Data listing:
========

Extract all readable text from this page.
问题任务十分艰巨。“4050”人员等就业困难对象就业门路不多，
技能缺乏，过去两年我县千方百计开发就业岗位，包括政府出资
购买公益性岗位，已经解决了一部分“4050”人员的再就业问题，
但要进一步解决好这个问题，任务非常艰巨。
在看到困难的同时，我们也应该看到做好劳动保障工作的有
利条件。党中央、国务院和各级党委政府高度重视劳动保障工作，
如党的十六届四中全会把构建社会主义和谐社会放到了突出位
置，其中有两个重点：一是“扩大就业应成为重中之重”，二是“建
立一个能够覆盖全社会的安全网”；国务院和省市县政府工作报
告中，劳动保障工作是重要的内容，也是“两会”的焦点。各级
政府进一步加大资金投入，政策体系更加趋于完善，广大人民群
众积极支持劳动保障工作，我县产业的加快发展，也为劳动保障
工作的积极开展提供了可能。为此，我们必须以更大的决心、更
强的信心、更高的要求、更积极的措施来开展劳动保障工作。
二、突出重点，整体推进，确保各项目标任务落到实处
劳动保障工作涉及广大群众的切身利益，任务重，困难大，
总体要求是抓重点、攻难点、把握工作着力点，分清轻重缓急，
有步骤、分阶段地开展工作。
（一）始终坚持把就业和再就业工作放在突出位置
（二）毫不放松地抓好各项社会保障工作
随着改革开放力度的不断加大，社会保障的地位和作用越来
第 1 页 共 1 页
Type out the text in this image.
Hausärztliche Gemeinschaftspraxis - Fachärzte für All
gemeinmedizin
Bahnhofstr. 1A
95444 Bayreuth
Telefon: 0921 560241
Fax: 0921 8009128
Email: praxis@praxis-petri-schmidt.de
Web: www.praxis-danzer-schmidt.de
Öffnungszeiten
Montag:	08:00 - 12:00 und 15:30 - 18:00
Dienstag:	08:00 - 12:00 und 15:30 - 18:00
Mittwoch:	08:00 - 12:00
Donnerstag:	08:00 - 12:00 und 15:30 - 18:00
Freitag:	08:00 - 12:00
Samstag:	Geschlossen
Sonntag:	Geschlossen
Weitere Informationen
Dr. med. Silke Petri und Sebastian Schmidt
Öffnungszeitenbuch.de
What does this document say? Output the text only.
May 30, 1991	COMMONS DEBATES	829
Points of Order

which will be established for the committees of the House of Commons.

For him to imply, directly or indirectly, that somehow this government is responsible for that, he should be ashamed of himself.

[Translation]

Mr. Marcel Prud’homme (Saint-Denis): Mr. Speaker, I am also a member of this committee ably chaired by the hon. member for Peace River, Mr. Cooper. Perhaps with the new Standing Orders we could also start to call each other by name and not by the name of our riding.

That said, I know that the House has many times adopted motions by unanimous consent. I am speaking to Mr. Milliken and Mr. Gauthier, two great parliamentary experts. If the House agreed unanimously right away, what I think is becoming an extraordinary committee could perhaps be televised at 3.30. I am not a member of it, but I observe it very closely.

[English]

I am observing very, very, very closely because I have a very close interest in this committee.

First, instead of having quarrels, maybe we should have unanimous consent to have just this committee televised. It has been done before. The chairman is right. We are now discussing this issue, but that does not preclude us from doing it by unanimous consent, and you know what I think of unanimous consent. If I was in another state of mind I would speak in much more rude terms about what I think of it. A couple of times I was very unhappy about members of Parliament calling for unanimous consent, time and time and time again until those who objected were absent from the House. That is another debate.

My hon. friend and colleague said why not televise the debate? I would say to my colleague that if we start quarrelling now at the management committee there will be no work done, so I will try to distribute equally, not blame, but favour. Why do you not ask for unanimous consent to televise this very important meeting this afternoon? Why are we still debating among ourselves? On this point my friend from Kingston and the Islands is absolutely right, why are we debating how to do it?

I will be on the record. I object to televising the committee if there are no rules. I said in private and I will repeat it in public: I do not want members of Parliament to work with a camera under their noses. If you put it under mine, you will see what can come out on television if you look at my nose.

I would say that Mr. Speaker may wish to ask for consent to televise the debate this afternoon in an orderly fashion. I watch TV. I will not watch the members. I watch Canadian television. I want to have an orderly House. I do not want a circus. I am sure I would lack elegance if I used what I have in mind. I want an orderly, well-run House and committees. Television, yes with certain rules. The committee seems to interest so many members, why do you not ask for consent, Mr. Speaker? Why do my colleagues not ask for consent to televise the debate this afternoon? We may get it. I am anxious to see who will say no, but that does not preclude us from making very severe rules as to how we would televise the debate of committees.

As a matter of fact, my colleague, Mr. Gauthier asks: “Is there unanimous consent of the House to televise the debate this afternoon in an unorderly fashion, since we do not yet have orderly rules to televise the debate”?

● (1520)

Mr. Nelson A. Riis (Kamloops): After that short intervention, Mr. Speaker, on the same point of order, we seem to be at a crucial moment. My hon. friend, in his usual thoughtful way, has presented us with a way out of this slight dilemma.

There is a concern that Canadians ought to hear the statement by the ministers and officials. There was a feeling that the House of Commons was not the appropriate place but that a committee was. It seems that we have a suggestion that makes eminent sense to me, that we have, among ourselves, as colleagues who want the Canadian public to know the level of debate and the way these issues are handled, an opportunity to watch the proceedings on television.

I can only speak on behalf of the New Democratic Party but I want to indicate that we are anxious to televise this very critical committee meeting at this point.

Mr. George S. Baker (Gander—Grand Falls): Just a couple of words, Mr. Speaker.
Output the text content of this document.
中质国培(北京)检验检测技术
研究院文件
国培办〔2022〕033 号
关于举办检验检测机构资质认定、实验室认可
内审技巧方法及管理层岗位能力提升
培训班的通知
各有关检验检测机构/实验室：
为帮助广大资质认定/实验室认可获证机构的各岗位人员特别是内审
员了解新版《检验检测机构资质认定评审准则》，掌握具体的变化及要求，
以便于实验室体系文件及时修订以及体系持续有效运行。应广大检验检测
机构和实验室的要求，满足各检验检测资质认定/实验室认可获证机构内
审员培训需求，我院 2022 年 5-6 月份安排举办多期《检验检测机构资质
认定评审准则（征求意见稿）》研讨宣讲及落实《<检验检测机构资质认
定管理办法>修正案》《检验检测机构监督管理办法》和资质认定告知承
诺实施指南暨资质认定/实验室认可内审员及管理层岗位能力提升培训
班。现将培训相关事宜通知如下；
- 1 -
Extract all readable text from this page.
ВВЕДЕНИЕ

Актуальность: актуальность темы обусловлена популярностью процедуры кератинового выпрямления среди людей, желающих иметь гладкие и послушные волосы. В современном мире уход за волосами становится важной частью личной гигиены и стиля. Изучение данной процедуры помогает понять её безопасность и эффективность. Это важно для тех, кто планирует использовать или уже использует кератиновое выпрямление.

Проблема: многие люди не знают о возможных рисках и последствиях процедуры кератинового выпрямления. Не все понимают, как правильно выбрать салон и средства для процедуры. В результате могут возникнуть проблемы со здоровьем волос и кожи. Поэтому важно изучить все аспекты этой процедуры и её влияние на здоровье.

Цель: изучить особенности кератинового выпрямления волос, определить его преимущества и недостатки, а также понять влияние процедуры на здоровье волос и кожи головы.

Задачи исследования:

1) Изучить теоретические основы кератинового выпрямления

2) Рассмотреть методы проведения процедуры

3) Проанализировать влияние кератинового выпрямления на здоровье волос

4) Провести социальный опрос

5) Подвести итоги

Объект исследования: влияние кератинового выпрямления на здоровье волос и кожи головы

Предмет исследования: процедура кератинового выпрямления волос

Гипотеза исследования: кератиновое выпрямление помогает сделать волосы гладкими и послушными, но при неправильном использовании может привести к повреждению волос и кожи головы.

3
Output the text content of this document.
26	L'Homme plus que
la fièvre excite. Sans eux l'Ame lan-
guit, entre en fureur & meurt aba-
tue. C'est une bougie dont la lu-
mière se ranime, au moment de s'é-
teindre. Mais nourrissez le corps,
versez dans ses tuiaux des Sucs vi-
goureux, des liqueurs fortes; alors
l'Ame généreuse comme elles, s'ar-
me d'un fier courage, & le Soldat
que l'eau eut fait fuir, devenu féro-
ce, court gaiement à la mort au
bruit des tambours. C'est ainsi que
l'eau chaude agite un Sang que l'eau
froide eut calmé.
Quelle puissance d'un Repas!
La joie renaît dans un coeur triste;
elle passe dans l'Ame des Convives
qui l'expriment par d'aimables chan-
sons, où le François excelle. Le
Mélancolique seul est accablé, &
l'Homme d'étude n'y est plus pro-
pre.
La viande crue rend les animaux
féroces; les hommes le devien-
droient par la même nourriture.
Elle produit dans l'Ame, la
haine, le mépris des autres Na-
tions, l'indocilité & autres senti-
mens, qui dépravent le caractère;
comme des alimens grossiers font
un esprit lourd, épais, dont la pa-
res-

========

→ WHAT YOU HAVE TO DO
Each line in the entries above that includes the string "dont" should be extracted.

→ WORKED ANSWER
tue. C'est une bougie dont la lu-
un esprit lourd, épais, dont la pa-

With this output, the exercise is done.